[BEGIN RECORDS FOR THE TASK]

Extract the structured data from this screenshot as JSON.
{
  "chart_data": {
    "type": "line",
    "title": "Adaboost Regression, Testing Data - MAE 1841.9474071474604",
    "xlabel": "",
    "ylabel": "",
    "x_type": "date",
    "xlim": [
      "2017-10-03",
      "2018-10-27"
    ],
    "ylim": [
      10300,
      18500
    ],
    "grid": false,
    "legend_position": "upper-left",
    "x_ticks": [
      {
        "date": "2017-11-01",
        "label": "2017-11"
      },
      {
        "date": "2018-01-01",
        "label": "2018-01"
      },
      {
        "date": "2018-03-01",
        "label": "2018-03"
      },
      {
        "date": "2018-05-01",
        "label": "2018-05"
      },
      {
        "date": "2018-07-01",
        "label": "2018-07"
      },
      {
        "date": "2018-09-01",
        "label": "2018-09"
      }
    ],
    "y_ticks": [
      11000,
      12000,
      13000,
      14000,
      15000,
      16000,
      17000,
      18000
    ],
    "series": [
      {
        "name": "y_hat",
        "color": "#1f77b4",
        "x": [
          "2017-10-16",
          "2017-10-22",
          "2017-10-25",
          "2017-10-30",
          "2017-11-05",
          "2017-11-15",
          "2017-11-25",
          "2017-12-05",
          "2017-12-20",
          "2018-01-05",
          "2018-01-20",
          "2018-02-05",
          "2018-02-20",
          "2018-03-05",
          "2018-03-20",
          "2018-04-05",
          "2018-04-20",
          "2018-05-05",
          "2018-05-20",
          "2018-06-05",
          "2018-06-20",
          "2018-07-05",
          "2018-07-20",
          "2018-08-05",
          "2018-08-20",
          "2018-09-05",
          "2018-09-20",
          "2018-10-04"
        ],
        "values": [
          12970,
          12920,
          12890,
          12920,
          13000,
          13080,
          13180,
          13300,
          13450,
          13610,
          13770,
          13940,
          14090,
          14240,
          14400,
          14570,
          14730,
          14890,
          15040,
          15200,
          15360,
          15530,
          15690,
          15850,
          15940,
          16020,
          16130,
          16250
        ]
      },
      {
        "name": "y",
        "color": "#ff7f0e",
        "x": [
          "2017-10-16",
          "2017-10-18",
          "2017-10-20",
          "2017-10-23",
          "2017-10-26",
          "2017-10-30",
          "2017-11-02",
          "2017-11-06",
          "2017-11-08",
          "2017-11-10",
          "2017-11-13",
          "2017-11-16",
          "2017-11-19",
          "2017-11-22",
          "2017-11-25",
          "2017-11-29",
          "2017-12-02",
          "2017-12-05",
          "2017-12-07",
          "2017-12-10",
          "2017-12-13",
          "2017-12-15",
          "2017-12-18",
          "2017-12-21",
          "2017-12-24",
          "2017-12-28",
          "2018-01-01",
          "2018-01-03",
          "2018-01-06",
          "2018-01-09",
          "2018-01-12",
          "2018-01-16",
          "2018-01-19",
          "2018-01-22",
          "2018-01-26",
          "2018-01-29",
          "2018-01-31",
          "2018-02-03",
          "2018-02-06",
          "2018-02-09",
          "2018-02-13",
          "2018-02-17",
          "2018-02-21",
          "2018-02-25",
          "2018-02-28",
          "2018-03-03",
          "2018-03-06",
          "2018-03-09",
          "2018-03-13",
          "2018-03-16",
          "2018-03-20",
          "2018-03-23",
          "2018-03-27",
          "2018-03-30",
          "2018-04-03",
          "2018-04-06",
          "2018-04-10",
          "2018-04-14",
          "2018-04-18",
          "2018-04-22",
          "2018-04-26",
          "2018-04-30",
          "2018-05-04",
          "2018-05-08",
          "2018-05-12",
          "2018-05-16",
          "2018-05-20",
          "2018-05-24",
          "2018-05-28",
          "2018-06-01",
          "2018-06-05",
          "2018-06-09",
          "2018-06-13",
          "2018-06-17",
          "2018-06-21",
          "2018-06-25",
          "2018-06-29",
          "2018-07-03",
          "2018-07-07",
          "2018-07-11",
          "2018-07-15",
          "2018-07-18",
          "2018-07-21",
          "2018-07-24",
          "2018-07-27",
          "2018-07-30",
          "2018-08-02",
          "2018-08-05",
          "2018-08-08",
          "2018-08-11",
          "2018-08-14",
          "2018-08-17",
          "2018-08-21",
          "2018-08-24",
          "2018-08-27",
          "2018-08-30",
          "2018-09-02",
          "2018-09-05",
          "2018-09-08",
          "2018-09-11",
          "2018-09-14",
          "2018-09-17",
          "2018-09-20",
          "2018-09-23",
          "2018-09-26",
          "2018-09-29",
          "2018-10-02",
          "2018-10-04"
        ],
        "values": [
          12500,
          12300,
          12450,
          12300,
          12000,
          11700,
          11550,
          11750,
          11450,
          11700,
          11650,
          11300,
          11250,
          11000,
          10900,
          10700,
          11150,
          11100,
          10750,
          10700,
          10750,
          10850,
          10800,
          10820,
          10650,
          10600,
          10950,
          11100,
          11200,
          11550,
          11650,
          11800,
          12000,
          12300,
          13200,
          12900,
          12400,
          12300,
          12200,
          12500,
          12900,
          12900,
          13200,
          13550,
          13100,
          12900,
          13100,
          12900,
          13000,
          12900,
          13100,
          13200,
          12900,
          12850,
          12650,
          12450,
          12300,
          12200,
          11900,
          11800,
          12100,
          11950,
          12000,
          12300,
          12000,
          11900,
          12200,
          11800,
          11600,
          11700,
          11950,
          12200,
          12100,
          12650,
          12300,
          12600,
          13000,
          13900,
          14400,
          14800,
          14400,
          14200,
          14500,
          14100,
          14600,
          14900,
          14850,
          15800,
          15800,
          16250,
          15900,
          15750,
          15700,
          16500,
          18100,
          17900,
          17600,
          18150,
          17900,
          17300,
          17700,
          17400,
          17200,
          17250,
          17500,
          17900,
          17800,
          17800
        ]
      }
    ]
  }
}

[END RECORDS FOR THE TASK]

§ EXERCISE PROMPT:
Produce an exact copy of the whole listing.

§ OUTPUT:
Extract the structured data from this screenshot as JSON.
{
  "chart_data": {
    "type": "line",
    "title": "Adaboost Regression, Testing Data - MAE 1841.9474071474604",
    "xlabel": "",
    "ylabel": "",
    "x_type": "date",
    "xlim": [
      "2017-10-03",
      "2018-10-27"
    ],
    "ylim": [
      10300,
      18500
    ],
    "grid": false,
    "legend_position": "upper-left",
    "x_ticks": [
      {
        "date": "2017-11-01",
        "label": "2017-11"
      },
      {
        "date": "2018-01-01",
        "label": "2018-01"
      },
      {
        "date": "2018-03-01",
        "label": "2018-03"
      },
      {
        "date": "2018-05-01",
        "label": "2018-05"
      },
      {
        "date": "2018-07-01",
        "label": "2018-07"
      },
      {
        "date": "2018-09-01",
        "label": "2018-09"
      }
    ],
    "y_ticks": [
      11000,
      12000,
      13000,
      14000,
      15000,
      16000,
      17000,
      18000
    ],
    "series": [
      {
        "name": "y_hat",
        "color": "#1f77b4",
        "x": [
          "2017-10-16",
          "2017-10-22",
          "2017-10-25",
          "2017-10-30",
          "2017-11-05",
          "2017-11-15",
          "2017-11-25",
          "2017-12-05",
          "2017-12-20",
          "2018-01-05",
          "2018-01-20",
          "2018-02-05",
          "2018-02-20",
          "2018-03-05",
          "2018-03-20",
          "2018-04-05",
          "2018-04-20",
          "2018-05-05",
          "2018-05-20",
          "2018-06-05",
          "2018-06-20",
          "2018-07-05",
          "2018-07-20",
          "2018-08-05",
          "2018-08-20",
          "2018-09-05",
          "2018-09-20",
          "2018-10-04"
        ],
        "values": [
          12970,
          12920,
          12890,
          12920,
          13000,
          13080,
          13180,
          13300,
          13450,
          13610,
          13770,
          13940,
          14090,
          14240,
          14400,
          14570,
          14730,
          14890,
          15040,
          15200,
          15360,
          15530,
          15690,
          15850,
          15940,
          16020,
          16130,
          16250
        ]
      },
      {
        "name": "y",
        "color": "#ff7f0e",
        "x": [
          "2017-10-16",
          "2017-10-18",
          "2017-10-20",
          "2017-10-23",
          "2017-10-26",
          "2017-10-30",
          "2017-11-02",
          "2017-11-06",
          "2017-11-08",
          "2017-11-10",
          "2017-11-13",
          "2017-11-16",
          "2017-11-19",
          "2017-11-22",
          "2017-11-25",
          "2017-11-29",
          "2017-12-02",
          "2017-12-05",
          "2017-12-07",
          "2017-12-10",
          "2017-12-13",
          "2017-12-15",
          "2017-12-18",
          "2017-12-21",
          "2017-12-24",
          "2017-12-28",
          "2018-01-01",
          "2018-01-03",
          "2018-01-06",
          "2018-01-09",
          "2018-01-12",
          "2018-01-16",
          "2018-01-19",
          "2018-01-22",
          "2018-01-26",
          "2018-01-29",
          "2018-01-31",
          "2018-02-03",
          "2018-02-06",
          "2018-02-09",
          "2018-02-13",
          "2018-02-17",
          "2018-02-21",
          "2018-02-25",
          "2018-02-28",
          "2018-03-03",
          "2018-03-06",
          "2018-03-09",
          "2018-03-13",
          "2018-03-16",
          "2018-03-20",
          "2018-03-23",
          "2018-03-27",
          "2018-03-30",
          "2018-04-03",
          "2018-04-06",
          "2018-04-10",
          "2018-04-14",
          "2018-04-18",
          "2018-04-22",
          "2018-04-26",
          "2018-04-30",
          "2018-05-04",
          "2018-05-08",
          "2018-05-12",
          "2018-05-16",
          "2018-05-20",
          "2018-05-24",
          "2018-05-28",
          "2018-06-01",
          "2018-06-05",
          "2018-06-09",
          "2018-06-13",
          "2018-06-17",
          "2018-06-21",
          "2018-06-25",
          "2018-06-29",
          "2018-07-03",
          "2018-07-07",
          "2018-07-11",
          "2018-07-15",
          "2018-07-18",
          "2018-07-21",
          "2018-07-24",
          "2018-07-27",
          "2018-07-30",
          "2018-08-02",
          "2018-08-05",
          "2018-08-08",
          "2018-08-11",
          "2018-08-14",
          "2018-08-17",
          "2018-08-21",
          "2018-08-24",
          "2018-08-27",
          "2018-08-30",
          "2018-09-02",
          "2018-09-05",
          "2018-09-08",
          "2018-09-11",
          "2018-09-14",
          "2018-09-17",
          "2018-09-20",
          "2018-09-23",
          "2018-09-26",
          "2018-09-29",
          "2018-10-02",
          "2018-10-04"
        ],
        "values": [
          12500,
          12300,
          12450,
          12300,
          12000,
          11700,
          11550,
          11750,
          11450,
          11700,
          11650,
          11300,
          11250,
          11000,
          10900,
          10700,
          11150,
          11100,
          10750,
          10700,
          10750,
          10850,
          10800,
          10820,
          10650,
          10600,
          10950,
          11100,
          11200,
          11550,
          11650,
          11800,
          12000,
          12300,
          13200,
          12900,
          12400,
          12300,
          12200,
          12500,
          12900,
          12900,
          13200,
          13550,
          13100,
          12900,
          13100,
          12900,
          13000,
          12900,
          13100,
          13200,
          12900,
          12850,
          12650,
          12450,
          12300,
          12200,
          11900,
          11800,
          12100,
          11950,
          12000,
          12300,
          12000,
          11900,
          12200,
          11800,
          11600,
          11700,
          11950,
          12200,
          12100,
          12650,
          12300,
          12600,
          13000,
          13900,
          14400,
          14800,
          14400,
          14200,
          14500,
          14100,
          14600,
          14900,
          14850,
          15800,
          15800,
          16250,
          15900,
          15750,
          15700,
          16500,
          18100,
          17900,
          17600,
          18150,
          17900,
          17300,
          17700,
          17400,
          17200,
          17250,
          17500,
          17900,
          17800,
          17800
        ]
      }
    ]
  }
}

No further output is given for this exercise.